= ROWS =
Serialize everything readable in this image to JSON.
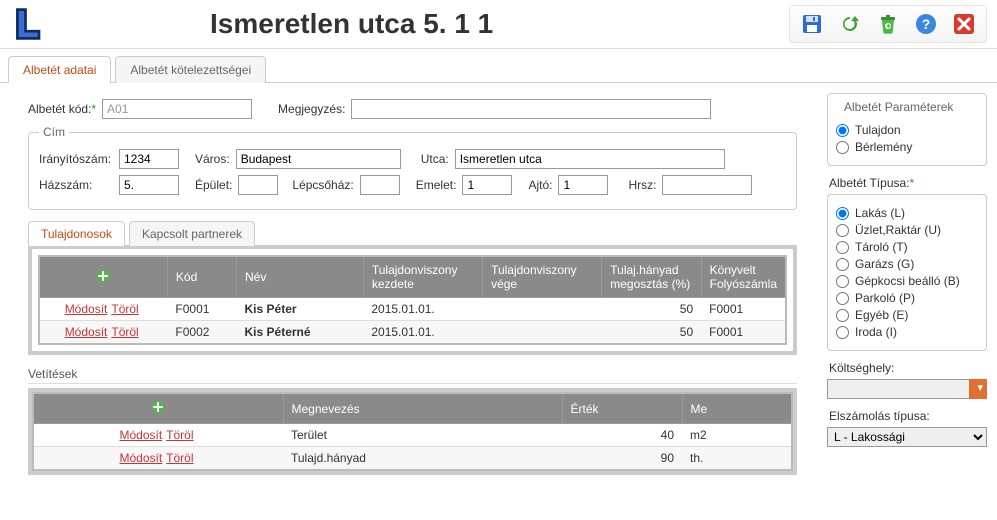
{
  "header": {
    "title": "Ismeretlen utca 5. 1 1"
  },
  "tabs": {
    "data": "Albetét adatai",
    "obligations": "Albetét kötelezettségei"
  },
  "labels": {
    "code": "Albetét kód:",
    "note": "Megjegyzés:",
    "address_legend": "Cím",
    "zip": "Irányítószám:",
    "city": "Város:",
    "street": "Utca:",
    "house": "Házszám:",
    "building": "Épület:",
    "stair": "Lépcsőház:",
    "floor": "Emelet:",
    "door": "Ajtó:",
    "hrsz": "Hrsz:"
  },
  "values": {
    "code": "A01",
    "note": "",
    "zip": "1234",
    "city": "Budapest",
    "street": "Ismeretlen utca",
    "house": "5.",
    "building": "",
    "stair": "",
    "floor": "1",
    "door": "1",
    "hrsz": ""
  },
  "inner_tabs": {
    "owners": "Tulajdonosok",
    "partners": "Kapcsolt partnerek"
  },
  "actions": {
    "edit": "Módosít",
    "delete": "Töröl"
  },
  "owners": {
    "headers": {
      "code": "Kód",
      "name": "Név",
      "rel_start": "Tulajdonviszony kezdete",
      "rel_end": "Tulajdonviszony vége",
      "share": "Tulaj.hányad megosztás (%)",
      "account": "Könyvelt Folyószámla"
    },
    "rows": [
      {
        "code": "F0001",
        "name": "Kis Péter",
        "rel_start": "2015.01.01.",
        "rel_end": "",
        "share": "50",
        "account": "F0001"
      },
      {
        "code": "F0002",
        "name": "Kis Péterné",
        "rel_start": "2015.01.01.",
        "rel_end": "",
        "share": "50",
        "account": "F0001"
      }
    ]
  },
  "projections": {
    "title": "Vetítések",
    "headers": {
      "name": "Megnevezés",
      "value": "Érték",
      "unit": "Me"
    },
    "rows": [
      {
        "name": "Terület",
        "value": "40",
        "unit": "m2"
      },
      {
        "name": "Tulajd.hányad",
        "value": "90",
        "unit": "th."
      }
    ]
  },
  "sidebar": {
    "params_legend": "Albetét Paraméterek",
    "ownership": {
      "own": "Tulajdon",
      "rent": "Bérlemény"
    },
    "type_label": "Albetét Típusa:",
    "types": [
      "Lakás (L)",
      "Üzlet,Raktár (U)",
      "Tároló (T)",
      "Garázs (G)",
      "Gépkocsi beálló (B)",
      "Parkoló (P)",
      "Egyéb (E)",
      "Iroda (I)"
    ],
    "costcenter_label": "Költséghely:",
    "costcenter_value": "",
    "settlement_label": "Elszámolás típusa:",
    "settlement_value": "L - Lakossági"
  }
}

= TASK INSTRUCTIONS =
Which lines of the data include "street"? Copy each of them.

= RESPONSE FOR THIS EXERCISE =
    "street": "Utca:",
    "street": "Ismeretlen utca",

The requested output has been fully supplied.